Set each entry down verbatim, omitting images.

Material for the task:
....

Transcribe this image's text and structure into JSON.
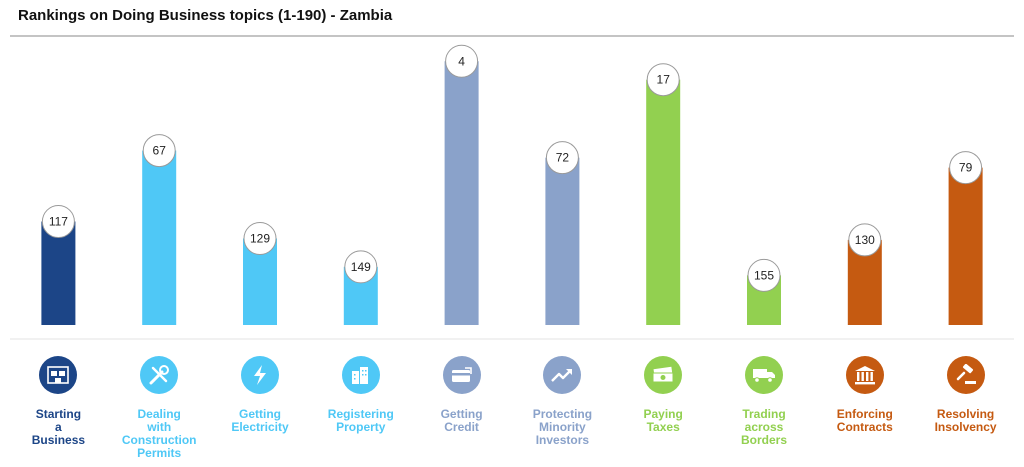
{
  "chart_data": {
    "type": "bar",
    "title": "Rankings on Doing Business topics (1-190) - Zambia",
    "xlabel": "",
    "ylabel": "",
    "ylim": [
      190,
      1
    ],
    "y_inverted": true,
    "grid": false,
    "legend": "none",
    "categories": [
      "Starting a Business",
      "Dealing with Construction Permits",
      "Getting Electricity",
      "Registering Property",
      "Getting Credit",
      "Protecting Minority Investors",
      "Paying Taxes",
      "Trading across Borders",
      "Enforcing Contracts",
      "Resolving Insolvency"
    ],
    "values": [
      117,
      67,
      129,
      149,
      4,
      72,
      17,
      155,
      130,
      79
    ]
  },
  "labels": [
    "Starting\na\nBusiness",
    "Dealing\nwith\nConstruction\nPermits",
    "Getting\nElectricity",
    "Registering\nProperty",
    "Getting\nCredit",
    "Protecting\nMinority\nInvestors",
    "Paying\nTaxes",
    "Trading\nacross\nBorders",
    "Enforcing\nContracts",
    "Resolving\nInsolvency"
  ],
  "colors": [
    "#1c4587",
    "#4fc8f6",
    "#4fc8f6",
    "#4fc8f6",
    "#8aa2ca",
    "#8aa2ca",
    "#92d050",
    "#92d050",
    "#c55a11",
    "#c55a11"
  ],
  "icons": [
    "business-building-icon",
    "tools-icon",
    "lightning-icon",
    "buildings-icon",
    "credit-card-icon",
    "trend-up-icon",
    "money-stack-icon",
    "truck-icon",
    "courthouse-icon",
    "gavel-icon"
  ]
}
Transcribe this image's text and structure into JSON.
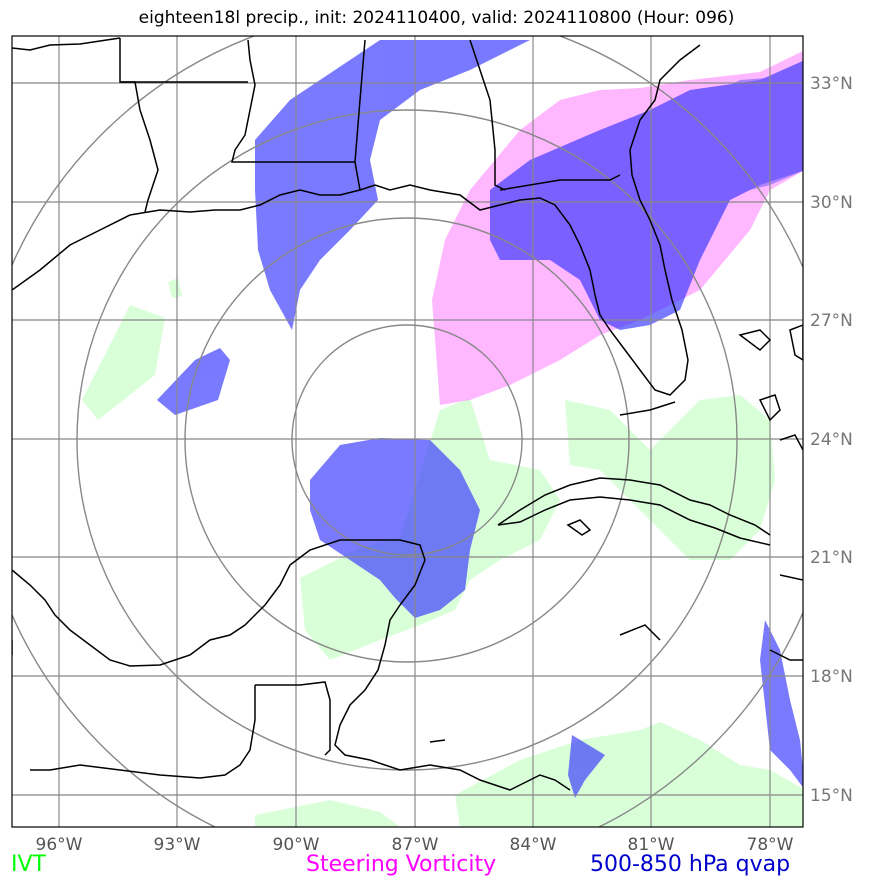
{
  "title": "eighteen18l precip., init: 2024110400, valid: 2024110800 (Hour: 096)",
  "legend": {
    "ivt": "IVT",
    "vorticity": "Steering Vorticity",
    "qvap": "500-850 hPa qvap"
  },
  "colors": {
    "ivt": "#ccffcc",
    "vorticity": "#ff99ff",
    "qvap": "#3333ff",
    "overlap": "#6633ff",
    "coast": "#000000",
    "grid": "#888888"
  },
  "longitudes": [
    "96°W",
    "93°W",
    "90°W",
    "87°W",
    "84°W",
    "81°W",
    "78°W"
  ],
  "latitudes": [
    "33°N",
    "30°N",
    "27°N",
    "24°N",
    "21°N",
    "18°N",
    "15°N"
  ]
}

....

Solution:
Transcribe this image's text and structure into JSON.
{
  "chart_data": {
    "type": "bar",
    "title": "Rankings on Doing Business topics (1-190) - Zambia",
    "xlabel": "",
    "ylabel": "",
    "ylim": [
      190,
      1
    ],
    "y_inverted": true,
    "grid": false,
    "legend": "none",
    "categories": [
      "Starting a Business",
      "Dealing with Construction Permits",
      "Getting Electricity",
      "Registering Property",
      "Getting Credit",
      "Protecting Minority Investors",
      "Paying Taxes",
      "Trading across Borders",
      "Enforcing Contracts",
      "Resolving Insolvency"
    ],
    "values": [
      117,
      67,
      129,
      149,
      4,
      72,
      17,
      155,
      130,
      79
    ]
  },
  "labels": [
    "Starting\na\nBusiness",
    "Dealing\nwith\nConstruction\nPermits",
    "Getting\nElectricity",
    "Registering\nProperty",
    "Getting\nCredit",
    "Protecting\nMinority\nInvestors",
    "Paying\nTaxes",
    "Trading\nacross\nBorders",
    "Enforcing\nContracts",
    "Resolving\nInsolvency"
  ],
  "colors": [
    "#1c4587",
    "#4fc8f6",
    "#4fc8f6",
    "#4fc8f6",
    "#8aa2ca",
    "#8aa2ca",
    "#92d050",
    "#92d050",
    "#c55a11",
    "#c55a11"
  ],
  "icons": [
    "business-building-icon",
    "tools-icon",
    "lightning-icon",
    "buildings-icon",
    "credit-card-icon",
    "trend-up-icon",
    "money-stack-icon",
    "truck-icon",
    "courthouse-icon",
    "gavel-icon"
  ]
}
Transcribe this image's text and structure into JSON.
{
  "title": "eighteen18l precip., init: 2024110400, valid: 2024110800 (Hour: 096)",
  "legend": {
    "ivt": "IVT",
    "vorticity": "Steering Vorticity",
    "qvap": "500-850 hPa qvap"
  },
  "colors": {
    "ivt": "#ccffcc",
    "vorticity": "#ff99ff",
    "qvap": "#3333ff",
    "overlap": "#6633ff",
    "coast": "#000000",
    "grid": "#888888"
  },
  "longitudes": [
    "96°W",
    "93°W",
    "90°W",
    "87°W",
    "84°W",
    "81°W",
    "78°W"
  ],
  "latitudes": [
    "33°N",
    "30°N",
    "27°N",
    "24°N",
    "21°N",
    "18°N",
    "15°N"
  ]
}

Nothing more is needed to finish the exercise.